Copy every line of the records below that holds the word "统一货币".
##########
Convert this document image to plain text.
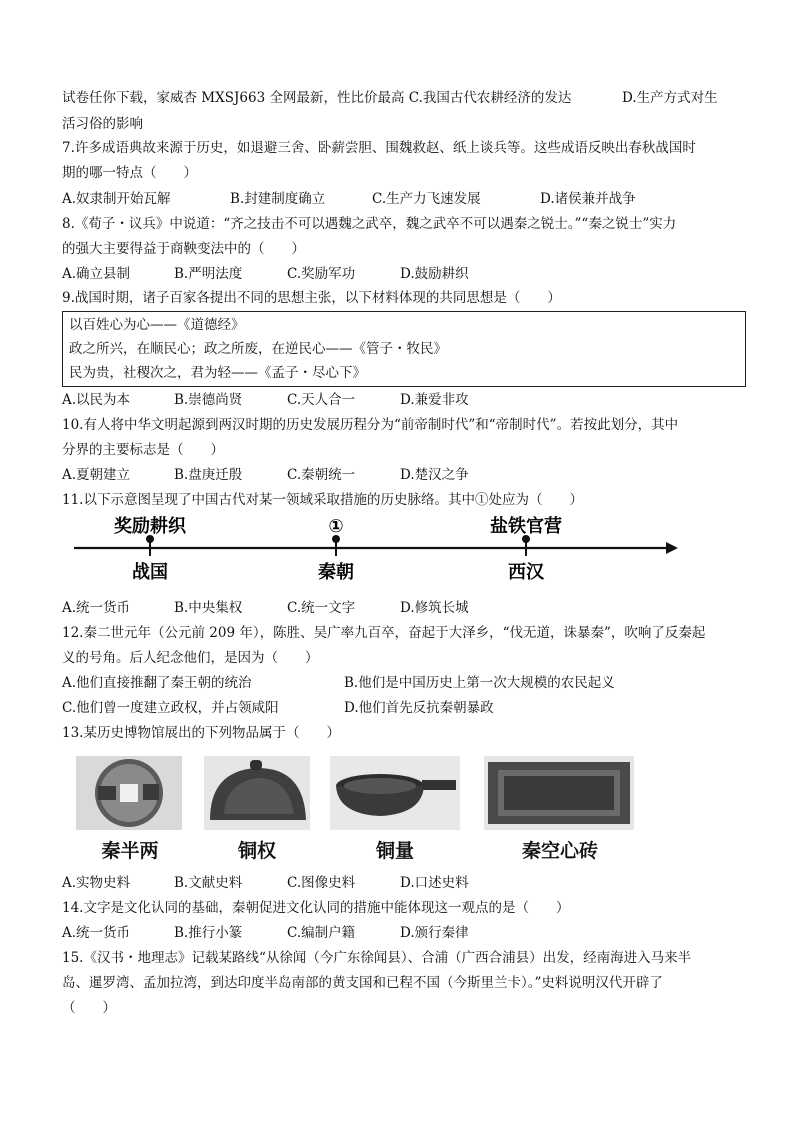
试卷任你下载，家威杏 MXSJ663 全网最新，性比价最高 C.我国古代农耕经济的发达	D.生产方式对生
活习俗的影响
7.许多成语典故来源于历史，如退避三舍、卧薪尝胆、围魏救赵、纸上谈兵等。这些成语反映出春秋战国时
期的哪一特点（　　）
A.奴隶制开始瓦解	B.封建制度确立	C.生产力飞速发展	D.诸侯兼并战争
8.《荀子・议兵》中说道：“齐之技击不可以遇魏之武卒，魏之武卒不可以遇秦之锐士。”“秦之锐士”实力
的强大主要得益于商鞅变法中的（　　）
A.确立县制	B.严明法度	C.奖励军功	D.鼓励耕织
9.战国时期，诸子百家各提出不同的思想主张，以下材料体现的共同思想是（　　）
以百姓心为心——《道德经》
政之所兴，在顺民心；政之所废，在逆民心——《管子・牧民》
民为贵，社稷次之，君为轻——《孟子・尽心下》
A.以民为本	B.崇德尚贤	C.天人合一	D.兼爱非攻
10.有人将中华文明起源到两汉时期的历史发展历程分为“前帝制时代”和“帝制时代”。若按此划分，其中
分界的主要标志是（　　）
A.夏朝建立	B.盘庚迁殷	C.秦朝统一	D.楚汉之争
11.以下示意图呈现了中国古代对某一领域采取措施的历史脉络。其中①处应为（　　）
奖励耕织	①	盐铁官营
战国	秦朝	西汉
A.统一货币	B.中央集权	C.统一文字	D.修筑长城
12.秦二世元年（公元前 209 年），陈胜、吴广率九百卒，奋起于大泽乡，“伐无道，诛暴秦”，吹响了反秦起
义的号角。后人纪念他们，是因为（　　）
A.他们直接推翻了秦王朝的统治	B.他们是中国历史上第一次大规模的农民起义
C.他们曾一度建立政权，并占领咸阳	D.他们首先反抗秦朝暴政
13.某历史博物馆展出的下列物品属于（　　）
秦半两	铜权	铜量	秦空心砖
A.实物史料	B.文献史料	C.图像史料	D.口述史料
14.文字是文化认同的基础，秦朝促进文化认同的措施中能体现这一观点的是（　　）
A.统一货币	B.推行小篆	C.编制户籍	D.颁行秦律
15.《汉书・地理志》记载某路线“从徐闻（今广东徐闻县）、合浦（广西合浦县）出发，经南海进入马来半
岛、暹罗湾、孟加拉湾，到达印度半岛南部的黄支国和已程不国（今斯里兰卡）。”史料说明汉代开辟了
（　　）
##########
▶ **Exercise output**
A.统一货币	B.中央集权	C.统一文字	D.修筑长城
A.统一货币	B.推行小篆	C.编制户籍	D.颁行秦律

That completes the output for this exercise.